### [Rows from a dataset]
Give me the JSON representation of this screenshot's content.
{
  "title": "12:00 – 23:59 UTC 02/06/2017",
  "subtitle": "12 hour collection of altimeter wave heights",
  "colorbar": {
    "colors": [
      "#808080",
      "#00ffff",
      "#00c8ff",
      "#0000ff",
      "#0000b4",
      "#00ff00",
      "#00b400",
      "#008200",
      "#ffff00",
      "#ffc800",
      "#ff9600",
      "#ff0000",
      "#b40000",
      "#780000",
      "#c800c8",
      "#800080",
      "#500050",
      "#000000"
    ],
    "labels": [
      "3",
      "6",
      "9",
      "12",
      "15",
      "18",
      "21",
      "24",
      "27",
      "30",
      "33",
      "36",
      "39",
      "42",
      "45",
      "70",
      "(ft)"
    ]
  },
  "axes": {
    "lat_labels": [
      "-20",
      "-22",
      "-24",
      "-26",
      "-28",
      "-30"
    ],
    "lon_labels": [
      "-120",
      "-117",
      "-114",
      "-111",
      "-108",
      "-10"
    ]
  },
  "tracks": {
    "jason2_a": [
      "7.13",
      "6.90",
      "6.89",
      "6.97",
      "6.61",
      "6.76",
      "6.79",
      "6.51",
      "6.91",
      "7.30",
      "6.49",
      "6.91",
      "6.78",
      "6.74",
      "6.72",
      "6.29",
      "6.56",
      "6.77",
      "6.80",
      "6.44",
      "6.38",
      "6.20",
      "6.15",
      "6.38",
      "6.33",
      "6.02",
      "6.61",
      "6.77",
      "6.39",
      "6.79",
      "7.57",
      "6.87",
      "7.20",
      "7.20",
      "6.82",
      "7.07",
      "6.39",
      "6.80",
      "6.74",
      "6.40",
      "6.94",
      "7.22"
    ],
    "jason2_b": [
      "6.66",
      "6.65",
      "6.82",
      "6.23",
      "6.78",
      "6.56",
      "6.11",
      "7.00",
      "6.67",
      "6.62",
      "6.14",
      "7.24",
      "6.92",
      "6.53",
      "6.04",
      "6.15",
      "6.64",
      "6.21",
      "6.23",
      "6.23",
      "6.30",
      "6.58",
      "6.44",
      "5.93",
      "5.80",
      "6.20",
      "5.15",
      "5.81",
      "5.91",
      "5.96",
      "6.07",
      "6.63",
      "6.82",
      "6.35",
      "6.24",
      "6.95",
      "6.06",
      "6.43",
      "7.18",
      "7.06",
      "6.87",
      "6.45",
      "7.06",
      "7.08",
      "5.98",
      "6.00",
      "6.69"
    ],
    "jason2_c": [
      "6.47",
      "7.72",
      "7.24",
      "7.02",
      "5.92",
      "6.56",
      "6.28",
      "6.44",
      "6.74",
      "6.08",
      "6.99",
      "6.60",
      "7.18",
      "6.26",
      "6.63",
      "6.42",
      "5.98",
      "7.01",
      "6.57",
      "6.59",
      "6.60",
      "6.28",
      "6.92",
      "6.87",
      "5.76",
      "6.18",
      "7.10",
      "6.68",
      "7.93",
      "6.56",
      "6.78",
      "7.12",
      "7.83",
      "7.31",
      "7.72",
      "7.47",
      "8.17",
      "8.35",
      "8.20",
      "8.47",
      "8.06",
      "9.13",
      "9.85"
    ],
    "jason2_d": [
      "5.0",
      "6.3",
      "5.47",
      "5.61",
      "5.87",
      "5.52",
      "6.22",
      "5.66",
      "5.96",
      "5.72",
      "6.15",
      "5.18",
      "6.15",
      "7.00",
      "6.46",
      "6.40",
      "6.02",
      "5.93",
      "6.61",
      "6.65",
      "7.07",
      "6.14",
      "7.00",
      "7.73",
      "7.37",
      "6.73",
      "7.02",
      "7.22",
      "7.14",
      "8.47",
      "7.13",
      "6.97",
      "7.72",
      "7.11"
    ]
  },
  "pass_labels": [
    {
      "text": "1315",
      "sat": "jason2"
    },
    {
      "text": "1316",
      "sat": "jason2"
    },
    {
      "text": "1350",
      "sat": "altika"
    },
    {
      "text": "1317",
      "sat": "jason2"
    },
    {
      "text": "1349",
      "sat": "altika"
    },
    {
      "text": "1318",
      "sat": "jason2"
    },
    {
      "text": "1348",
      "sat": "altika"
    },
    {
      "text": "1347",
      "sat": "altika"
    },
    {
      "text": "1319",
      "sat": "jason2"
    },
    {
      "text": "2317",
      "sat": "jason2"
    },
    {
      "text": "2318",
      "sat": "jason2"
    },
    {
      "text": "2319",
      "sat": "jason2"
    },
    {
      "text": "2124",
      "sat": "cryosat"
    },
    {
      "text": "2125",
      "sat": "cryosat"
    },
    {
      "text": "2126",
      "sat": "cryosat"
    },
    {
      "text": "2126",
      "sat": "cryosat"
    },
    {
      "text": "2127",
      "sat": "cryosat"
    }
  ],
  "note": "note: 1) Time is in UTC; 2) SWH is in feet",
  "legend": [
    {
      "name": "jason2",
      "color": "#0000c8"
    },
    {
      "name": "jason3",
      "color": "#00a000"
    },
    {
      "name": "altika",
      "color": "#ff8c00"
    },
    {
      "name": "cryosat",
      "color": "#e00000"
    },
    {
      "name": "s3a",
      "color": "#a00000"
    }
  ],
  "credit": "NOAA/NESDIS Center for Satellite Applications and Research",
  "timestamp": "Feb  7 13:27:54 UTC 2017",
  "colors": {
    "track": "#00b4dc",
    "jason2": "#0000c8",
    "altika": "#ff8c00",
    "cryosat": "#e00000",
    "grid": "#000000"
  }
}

### [Work to complete]
Reproduce the listing above verbatim, from first line to last.

### [Answer to the task]
Give me the JSON representation of this screenshot's content.
{
  "title": "12:00 – 23:59 UTC 02/06/2017",
  "subtitle": "12 hour collection of altimeter wave heights",
  "colorbar": {
    "colors": [
      "#808080",
      "#00ffff",
      "#00c8ff",
      "#0000ff",
      "#0000b4",
      "#00ff00",
      "#00b400",
      "#008200",
      "#ffff00",
      "#ffc800",
      "#ff9600",
      "#ff0000",
      "#b40000",
      "#780000",
      "#c800c8",
      "#800080",
      "#500050",
      "#000000"
    ],
    "labels": [
      "3",
      "6",
      "9",
      "12",
      "15",
      "18",
      "21",
      "24",
      "27",
      "30",
      "33",
      "36",
      "39",
      "42",
      "45",
      "70",
      "(ft)"
    ]
  },
  "axes": {
    "lat_labels": [
      "-20",
      "-22",
      "-24",
      "-26",
      "-28",
      "-30"
    ],
    "lon_labels": [
      "-120",
      "-117",
      "-114",
      "-111",
      "-108",
      "-10"
    ]
  },
  "tracks": {
    "jason2_a": [
      "7.13",
      "6.90",
      "6.89",
      "6.97",
      "6.61",
      "6.76",
      "6.79",
      "6.51",
      "6.91",
      "7.30",
      "6.49",
      "6.91",
      "6.78",
      "6.74",
      "6.72",
      "6.29",
      "6.56",
      "6.77",
      "6.80",
      "6.44",
      "6.38",
      "6.20",
      "6.15",
      "6.38",
      "6.33",
      "6.02",
      "6.61",
      "6.77",
      "6.39",
      "6.79",
      "7.57",
      "6.87",
      "7.20",
      "7.20",
      "6.82",
      "7.07",
      "6.39",
      "6.80",
      "6.74",
      "6.40",
      "6.94",
      "7.22"
    ],
    "jason2_b": [
      "6.66",
      "6.65",
      "6.82",
      "6.23",
      "6.78",
      "6.56",
      "6.11",
      "7.00",
      "6.67",
      "6.62",
      "6.14",
      "7.24",
      "6.92",
      "6.53",
      "6.04",
      "6.15",
      "6.64",
      "6.21",
      "6.23",
      "6.23",
      "6.30",
      "6.58",
      "6.44",
      "5.93",
      "5.80",
      "6.20",
      "5.15",
      "5.81",
      "5.91",
      "5.96",
      "6.07",
      "6.63",
      "6.82",
      "6.35",
      "6.24",
      "6.95",
      "6.06",
      "6.43",
      "7.18",
      "7.06",
      "6.87",
      "6.45",
      "7.06",
      "7.08",
      "5.98",
      "6.00",
      "6.69"
    ],
    "jason2_c": [
      "6.47",
      "7.72",
      "7.24",
      "7.02",
      "5.92",
      "6.56",
      "6.28",
      "6.44",
      "6.74",
      "6.08",
      "6.99",
      "6.60",
      "7.18",
      "6.26",
      "6.63",
      "6.42",
      "5.98",
      "7.01",
      "6.57",
      "6.59",
      "6.60",
      "6.28",
      "6.92",
      "6.87",
      "5.76",
      "6.18",
      "7.10",
      "6.68",
      "7.93",
      "6.56",
      "6.78",
      "7.12",
      "7.83",
      "7.31",
      "7.72",
      "7.47",
      "8.17",
      "8.35",
      "8.20",
      "8.47",
      "8.06",
      "9.13",
      "9.85"
    ],
    "jason2_d": [
      "5.0",
      "6.3",
      "5.47",
      "5.61",
      "5.87",
      "5.52",
      "6.22",
      "5.66",
      "5.96",
      "5.72",
      "6.15",
      "5.18",
      "6.15",
      "7.00",
      "6.46",
      "6.40",
      "6.02",
      "5.93",
      "6.61",
      "6.65",
      "7.07",
      "6.14",
      "7.00",
      "7.73",
      "7.37",
      "6.73",
      "7.02",
      "7.22",
      "7.14",
      "8.47",
      "7.13",
      "6.97",
      "7.72",
      "7.11"
    ]
  },
  "pass_labels": [
    {
      "text": "1315",
      "sat": "jason2"
    },
    {
      "text": "1316",
      "sat": "jason2"
    },
    {
      "text": "1350",
      "sat": "altika"
    },
    {
      "text": "1317",
      "sat": "jason2"
    },
    {
      "text": "1349",
      "sat": "altika"
    },
    {
      "text": "1318",
      "sat": "jason2"
    },
    {
      "text": "1348",
      "sat": "altika"
    },
    {
      "text": "1347",
      "sat": "altika"
    },
    {
      "text": "1319",
      "sat": "jason2"
    },
    {
      "text": "2317",
      "sat": "jason2"
    },
    {
      "text": "2318",
      "sat": "jason2"
    },
    {
      "text": "2319",
      "sat": "jason2"
    },
    {
      "text": "2124",
      "sat": "cryosat"
    },
    {
      "text": "2125",
      "sat": "cryosat"
    },
    {
      "text": "2126",
      "sat": "cryosat"
    },
    {
      "text": "2126",
      "sat": "cryosat"
    },
    {
      "text": "2127",
      "sat": "cryosat"
    }
  ],
  "note": "note: 1) Time is in UTC; 2) SWH is in feet",
  "legend": [
    {
      "name": "jason2",
      "color": "#0000c8"
    },
    {
      "name": "jason3",
      "color": "#00a000"
    },
    {
      "name": "altika",
      "color": "#ff8c00"
    },
    {
      "name": "cryosat",
      "color": "#e00000"
    },
    {
      "name": "s3a",
      "color": "#a00000"
    }
  ],
  "credit": "NOAA/NESDIS Center for Satellite Applications and Research",
  "timestamp": "Feb  7 13:27:54 UTC 2017",
  "colors": {
    "track": "#00b4dc",
    "jason2": "#0000c8",
    "altika": "#ff8c00",
    "cryosat": "#e00000",
    "grid": "#000000"
  }
}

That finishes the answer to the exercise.